▶ Exercise
Reproduce the entries below in full, word for word.

Saved data entries
○ ○ ○ ○ ○ ○ ○
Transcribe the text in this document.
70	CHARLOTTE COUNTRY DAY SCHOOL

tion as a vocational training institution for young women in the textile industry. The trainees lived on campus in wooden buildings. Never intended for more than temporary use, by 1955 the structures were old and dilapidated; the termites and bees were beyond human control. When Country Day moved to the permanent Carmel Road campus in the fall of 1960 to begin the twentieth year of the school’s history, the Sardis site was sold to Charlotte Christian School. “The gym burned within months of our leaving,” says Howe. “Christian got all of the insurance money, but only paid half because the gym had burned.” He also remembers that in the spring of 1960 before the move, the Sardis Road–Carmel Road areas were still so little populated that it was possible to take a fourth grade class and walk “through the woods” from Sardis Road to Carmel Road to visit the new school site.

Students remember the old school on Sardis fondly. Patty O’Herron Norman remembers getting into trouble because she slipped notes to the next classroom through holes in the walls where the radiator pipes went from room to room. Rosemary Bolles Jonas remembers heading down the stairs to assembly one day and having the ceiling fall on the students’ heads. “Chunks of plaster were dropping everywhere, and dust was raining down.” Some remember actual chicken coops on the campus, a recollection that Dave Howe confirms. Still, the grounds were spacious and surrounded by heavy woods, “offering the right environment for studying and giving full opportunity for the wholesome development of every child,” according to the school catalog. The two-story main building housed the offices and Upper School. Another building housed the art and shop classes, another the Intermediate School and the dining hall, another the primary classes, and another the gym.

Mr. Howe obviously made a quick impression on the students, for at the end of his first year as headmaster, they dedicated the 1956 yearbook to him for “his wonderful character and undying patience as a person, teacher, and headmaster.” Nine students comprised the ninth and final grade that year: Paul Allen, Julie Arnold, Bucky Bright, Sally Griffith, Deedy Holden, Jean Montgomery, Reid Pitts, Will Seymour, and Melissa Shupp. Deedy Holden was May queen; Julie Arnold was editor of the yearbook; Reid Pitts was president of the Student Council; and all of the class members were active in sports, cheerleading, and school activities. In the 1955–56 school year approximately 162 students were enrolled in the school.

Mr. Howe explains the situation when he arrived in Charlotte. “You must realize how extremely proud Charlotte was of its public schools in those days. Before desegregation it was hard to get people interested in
○ ○ ○ ○ ○ ○ ○
▶ Answer to the problem
Transcribe the text in this document.
70	CHARLOTTE COUNTRY DAY SCHOOL

tion as a vocational training institution for young women in the textile industry. The trainees lived on campus in wooden buildings. Never intended for more than temporary use, by 1955 the structures were old and dilapidated; the termites and bees were beyond human control. When Country Day moved to the permanent Carmel Road campus in the fall of 1960 to begin the twentieth year of the school’s history, the Sardis site was sold to Charlotte Christian School. “The gym burned within months of our leaving,” says Howe. “Christian got all of the insurance money, but only paid half because the gym had burned.” He also remembers that in the spring of 1960 before the move, the Sardis Road–Carmel Road areas were still so little populated that it was possible to take a fourth grade class and walk “through the woods” from Sardis Road to Carmel Road to visit the new school site.

Students remember the old school on Sardis fondly. Patty O’Herron Norman remembers getting into trouble because she slipped notes to the next classroom through holes in the walls where the radiator pipes went from room to room. Rosemary Bolles Jonas remembers heading down the stairs to assembly one day and having the ceiling fall on the students’ heads. “Chunks of plaster were dropping everywhere, and dust was raining down.” Some remember actual chicken coops on the campus, a recollection that Dave Howe confirms. Still, the grounds were spacious and surrounded by heavy woods, “offering the right environment for studying and giving full opportunity for the wholesome development of every child,” according to the school catalog. The two-story main building housed the offices and Upper School. Another building housed the art and shop classes, another the Intermediate School and the dining hall, another the primary classes, and another the gym.

Mr. Howe obviously made a quick impression on the students, for at the end of his first year as headmaster, they dedicated the 1956 yearbook to him for “his wonderful character and undying patience as a person, teacher, and headmaster.” Nine students comprised the ninth and final grade that year: Paul Allen, Julie Arnold, Bucky Bright, Sally Griffith, Deedy Holden, Jean Montgomery, Reid Pitts, Will Seymour, and Melissa Shupp. Deedy Holden was May queen; Julie Arnold was editor of the yearbook; Reid Pitts was president of the Student Council; and all of the class members were active in sports, cheerleading, and school activities. In the 1955–56 school year approximately 162 students were enrolled in the school.

Mr. Howe explains the situation when he arrived in Charlotte. “You must realize how extremely proud Charlotte was of its public schools in those days. Before desegregation it was hard to get people interested in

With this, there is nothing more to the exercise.